DIRECTIONS
Using the records that follow, copy every line containing the word "JSON".

-- Start of DATA LINES --

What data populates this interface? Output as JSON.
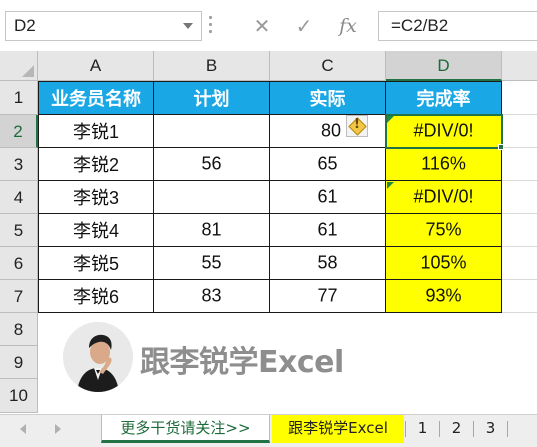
{
  "formula_bar": {
    "name_box": "D2",
    "cancel_glyph": "✕",
    "enter_glyph": "✓",
    "fx_label": "fx",
    "formula": "=C2/B2"
  },
  "columns": [
    "A",
    "B",
    "C",
    "D"
  ],
  "rows": [
    "1",
    "2",
    "3",
    "4",
    "5",
    "6",
    "7",
    "8",
    "9",
    "10"
  ],
  "table": {
    "headers": [
      "业务员名称",
      "计划",
      "实际",
      "完成率"
    ],
    "data": [
      [
        "李锐1",
        "",
        "80",
        "#DIV/0!"
      ],
      [
        "李锐2",
        "56",
        "65",
        "116%"
      ],
      [
        "李锐3",
        "",
        "61",
        "#DIV/0!"
      ],
      [
        "李锐4",
        "81",
        "61",
        "75%"
      ],
      [
        "李锐5",
        "55",
        "58",
        "105%"
      ],
      [
        "李锐6",
        "83",
        "77",
        "93%"
      ]
    ]
  },
  "selected_cell": "D2",
  "warning_glyph": "!",
  "brand": {
    "text": "跟李锐学Excel",
    "avatar_icon": "person-avatar-icon"
  },
  "sheet_tabs": [
    {
      "label": "更多干货请关注>>"
    },
    {
      "label": "跟李锐学Excel"
    },
    {
      "label": "1"
    },
    {
      "label": "2"
    },
    {
      "label": "3"
    }
  ],
  "colors": {
    "header_fill": "#19a7e6",
    "result_fill": "#ffff00",
    "selection": "#217346"
  }
}
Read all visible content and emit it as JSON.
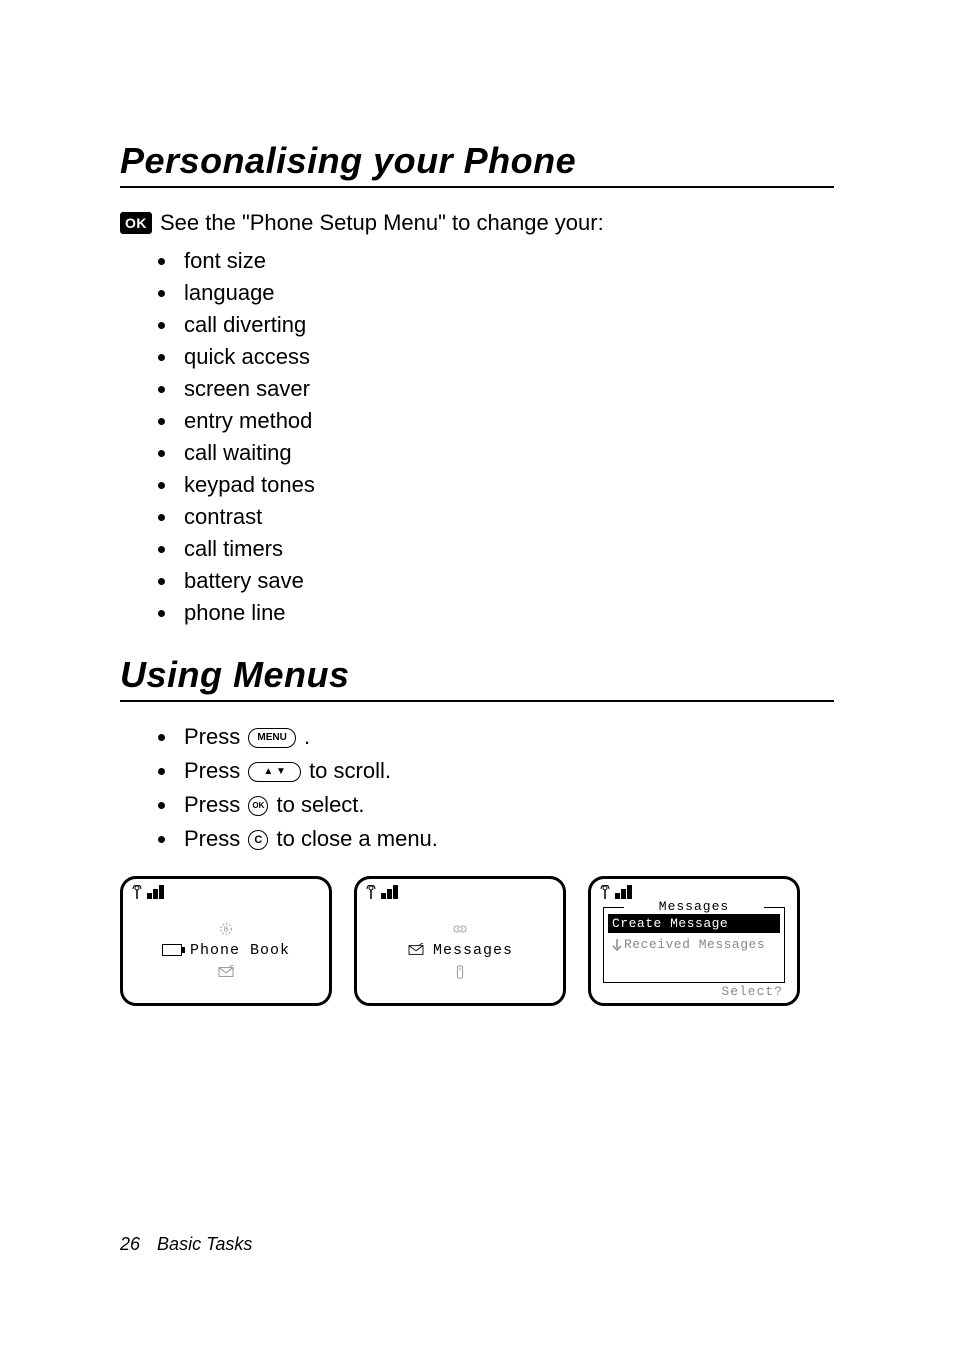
{
  "heading1": "Personalising your Phone",
  "ok_label": "OK",
  "intro_text": " See the \"Phone Setup Menu\" to change your:",
  "bullets": [
    "font size",
    "language",
    "call diverting",
    "quick access",
    "screen saver",
    "entry method",
    "call waiting",
    "keypad tones",
    "contrast",
    "call timers",
    "battery save",
    "phone line"
  ],
  "heading2": "Using Menus",
  "steps": {
    "press": "Press ",
    "menu_key": "MENU",
    "step1_after": ".",
    "scroll_key": "▲  ▼",
    "step2_after": " to scroll.",
    "ok_key": "OK",
    "step3_after": " to select.",
    "c_key": "C",
    "step4_after": " to close a menu."
  },
  "screens": {
    "s1": {
      "label": "Phone Book"
    },
    "s2": {
      "label": "Messages"
    },
    "s3": {
      "title": "Messages",
      "row1": "Create Message",
      "row2": "Received Messages",
      "select": "Select?"
    }
  },
  "footer": {
    "page": "26",
    "chapter": "Basic Tasks"
  }
}
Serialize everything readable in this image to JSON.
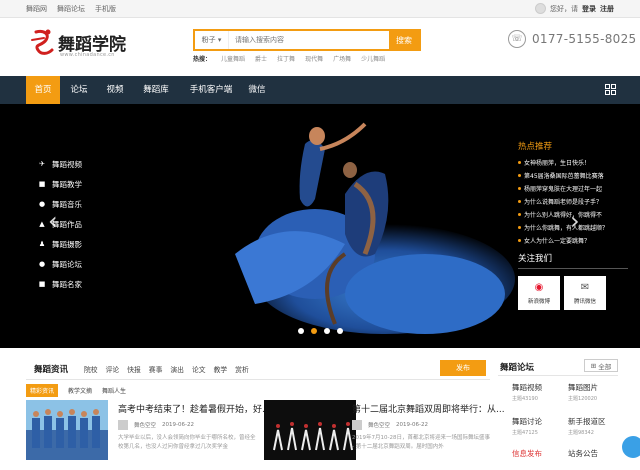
{
  "topbar": {
    "links": [
      "舞蹈网",
      "舞蹈论坛",
      "手机版"
    ],
    "greeting": "您好，请",
    "login": "登录",
    "register": "注册"
  },
  "header": {
    "logo_text": "舞蹈学院",
    "logo_url": "www.chinadance.cn",
    "search_category": "粉子 ▾",
    "search_placeholder": "请输入搜索内容",
    "search_button": "搜索",
    "hot_label": "热搜：",
    "hot_terms": [
      "儿童舞蹈",
      "爵士",
      "拉丁舞",
      "现代舞",
      "广场舞",
      "少儿舞蹈"
    ],
    "phone": "0177-5155-8025"
  },
  "nav": {
    "items": [
      "首页",
      "论坛",
      "视频",
      "舞蹈库",
      "手机客户端",
      "微信"
    ],
    "active": "首页"
  },
  "banner": {
    "menu": [
      {
        "icon": "plane-icon",
        "glyph": "✈",
        "label": "舞蹈视频"
      },
      {
        "icon": "camera-icon",
        "glyph": "■",
        "label": "舞蹈教学"
      },
      {
        "icon": "globe-icon",
        "glyph": "●",
        "label": "舞蹈音乐"
      },
      {
        "icon": "bank-icon",
        "glyph": "▲",
        "label": "舞蹈作品"
      },
      {
        "icon": "users-icon",
        "glyph": "♟",
        "label": "舞蹈摄影"
      },
      {
        "icon": "globe-icon",
        "glyph": "●",
        "label": "舞蹈论坛"
      },
      {
        "icon": "camera-icon",
        "glyph": "■",
        "label": "舞蹈名家"
      }
    ],
    "hot_title": "热点推荐",
    "hot_items": [
      "女神杨丽萍，生日快乐！",
      "第45届洛桑国际芭蕾舞比赛落",
      "杨丽萍穿鬼肤在大理过年一起",
      "为什么说舞蹈老师是段子手？",
      "为什么别人跳得好，你跳得不",
      "为什么你跳舞，有人都跳越顺？",
      "女人为什么一定要跳舞？"
    ],
    "follow_title": "关注我们",
    "social": [
      {
        "icon": "weibo-icon",
        "label": "新浪微博"
      },
      {
        "icon": "wechat-icon",
        "label": "腾讯微信"
      }
    ],
    "slides": 4,
    "active_slide": 1
  },
  "news": {
    "title": "舞蹈资讯",
    "tabs": [
      "院校",
      "评论",
      "快报",
      "赛事",
      "演出",
      "论文",
      "教学",
      "赏析"
    ],
    "publish": "发布",
    "subtabs": [
      "精彩资讯",
      "教学文摘",
      "舞蹈人生"
    ],
    "articles": [
      {
        "title": "高考中考结束了！趁着暑假开始，好...",
        "author": "舞色空空",
        "date": "2019-06-22",
        "excerpt": "大学毕业以后，没人会领简向你毕业于哪所名校，曾经全校第几名，也没人过问你曾经拿过几次奖学金"
      },
      {
        "title": "第十二届北京舞蹈双周即将举行：从...",
        "author": "舞色空空",
        "date": "2019-06-22",
        "excerpt": "2019年7月10-28日，首都北京将迎来一场国际舞坛盛事 - 第十二届北京舞蹈双周。届时国内外"
      }
    ]
  },
  "forum": {
    "title": "舞蹈论坛",
    "all": "全部",
    "boards": [
      {
        "name": "舞蹈视频",
        "sub": "主题43190"
      },
      {
        "name": "舞蹈图片",
        "sub": "主题120020"
      },
      {
        "name": "舞蹈讨论",
        "sub": "主题47125"
      },
      {
        "name": "新手报道区",
        "sub": "主题98342"
      },
      {
        "name": "信息发布",
        "sub": ""
      },
      {
        "name": "站务公告",
        "sub": ""
      }
    ]
  },
  "colors": {
    "accent": "#f39c12",
    "nav_bg": "#203140"
  }
}
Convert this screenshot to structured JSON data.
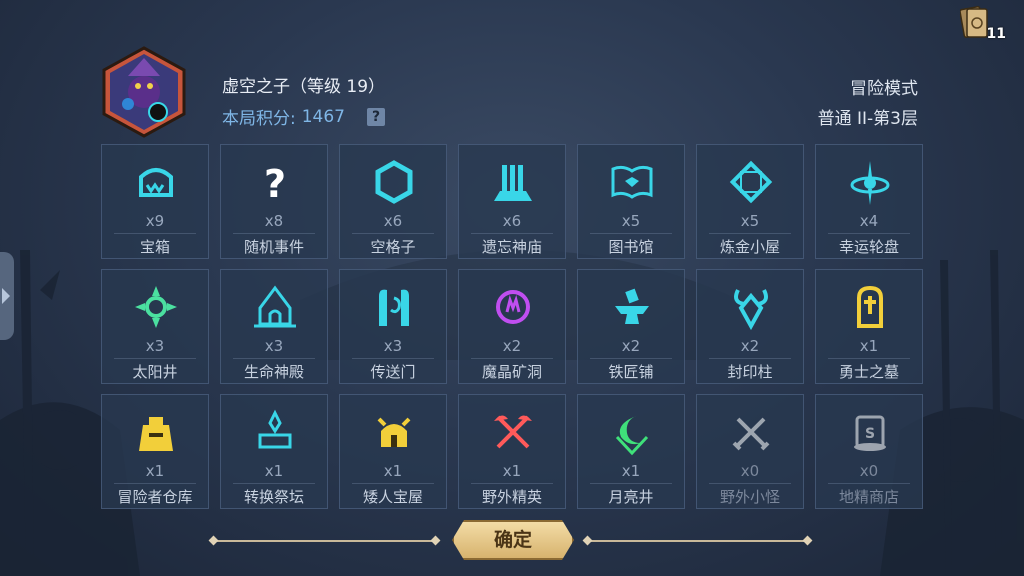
{
  "hud": {
    "card_count": "11"
  },
  "player": {
    "name": "虚空之子（等级 19）",
    "score_label": "本局积分:",
    "score_value": "1467",
    "help": "?"
  },
  "mode": {
    "title": "冒险模式",
    "level": "普通 II-第3层"
  },
  "items": [
    {
      "count": "x9",
      "name": "宝箱",
      "icon": "chest-icon",
      "color": "#39d6e8"
    },
    {
      "count": "x8",
      "name": "随机事件",
      "icon": "question-icon",
      "color": "#ffffff"
    },
    {
      "count": "x6",
      "name": "空格子",
      "icon": "hexagon-icon",
      "color": "#39d6e8"
    },
    {
      "count": "x6",
      "name": "遗忘神庙",
      "icon": "temple-icon",
      "color": "#39d6e8"
    },
    {
      "count": "x5",
      "name": "图书馆",
      "icon": "book-icon",
      "color": "#39d6e8"
    },
    {
      "count": "x5",
      "name": "炼金小屋",
      "icon": "alchemy-icon",
      "color": "#39d6e8"
    },
    {
      "count": "x4",
      "name": "幸运轮盘",
      "icon": "wheel-icon",
      "color": "#39d6e8"
    },
    {
      "count": "x3",
      "name": "太阳井",
      "icon": "sun-icon",
      "color": "#4be0a0"
    },
    {
      "count": "x3",
      "name": "生命神殿",
      "icon": "shrine-icon",
      "color": "#39d6e8"
    },
    {
      "count": "x3",
      "name": "传送门",
      "icon": "portal-icon",
      "color": "#39d6e8"
    },
    {
      "count": "x2",
      "name": "魔晶矿洞",
      "icon": "crystal-icon",
      "color": "#c04ef0"
    },
    {
      "count": "x2",
      "name": "铁匠铺",
      "icon": "anvil-icon",
      "color": "#39d6e8"
    },
    {
      "count": "x2",
      "name": "封印柱",
      "icon": "seal-icon",
      "color": "#39d6e8"
    },
    {
      "count": "x1",
      "name": "勇士之墓",
      "icon": "tomb-icon",
      "color": "#f2cf3a"
    },
    {
      "count": "x1",
      "name": "冒险者仓库",
      "icon": "warehouse-icon",
      "color": "#f2cf3a"
    },
    {
      "count": "x1",
      "name": "转换祭坛",
      "icon": "altar-icon",
      "color": "#39d6e8"
    },
    {
      "count": "x1",
      "name": "矮人宝屋",
      "icon": "dwarf-icon",
      "color": "#f2cf3a"
    },
    {
      "count": "x1",
      "name": "野外精英",
      "icon": "crossed-axes-icon",
      "color": "#ff5a5a"
    },
    {
      "count": "x1",
      "name": "月亮井",
      "icon": "moon-icon",
      "color": "#3fe07a"
    },
    {
      "count": "x0",
      "name": "野外小怪",
      "icon": "crossed-swords-icon",
      "color": "#ffffff",
      "dim": true
    },
    {
      "count": "x0",
      "name": "地精商店",
      "icon": "shop-icon",
      "color": "#ffffff",
      "dim": true
    }
  ],
  "confirm": "确定"
}
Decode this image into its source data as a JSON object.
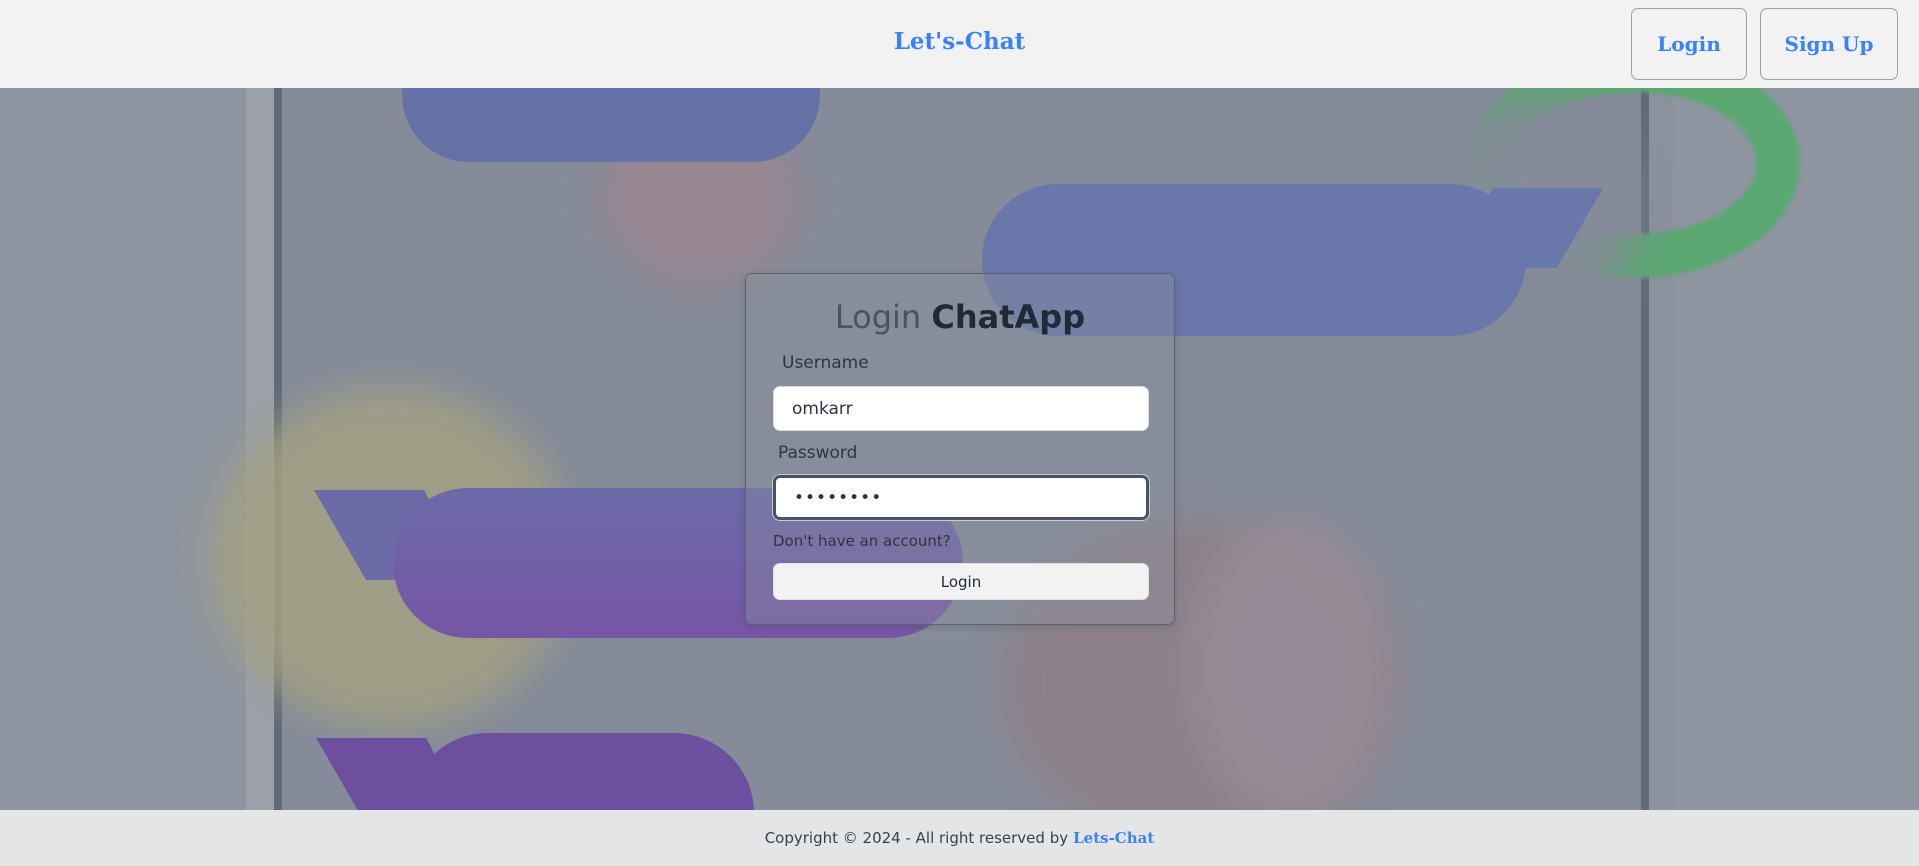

-- End of DATA LINES --

WRITTEN SOLUTION
What data populates this interface? Output as JSON.
Read all visible content and emit it as JSON.
Serialize everything readable in this image to JSON.
Convert this screenshot to structured JSON data.
Decode this image into its source data as a JSON object.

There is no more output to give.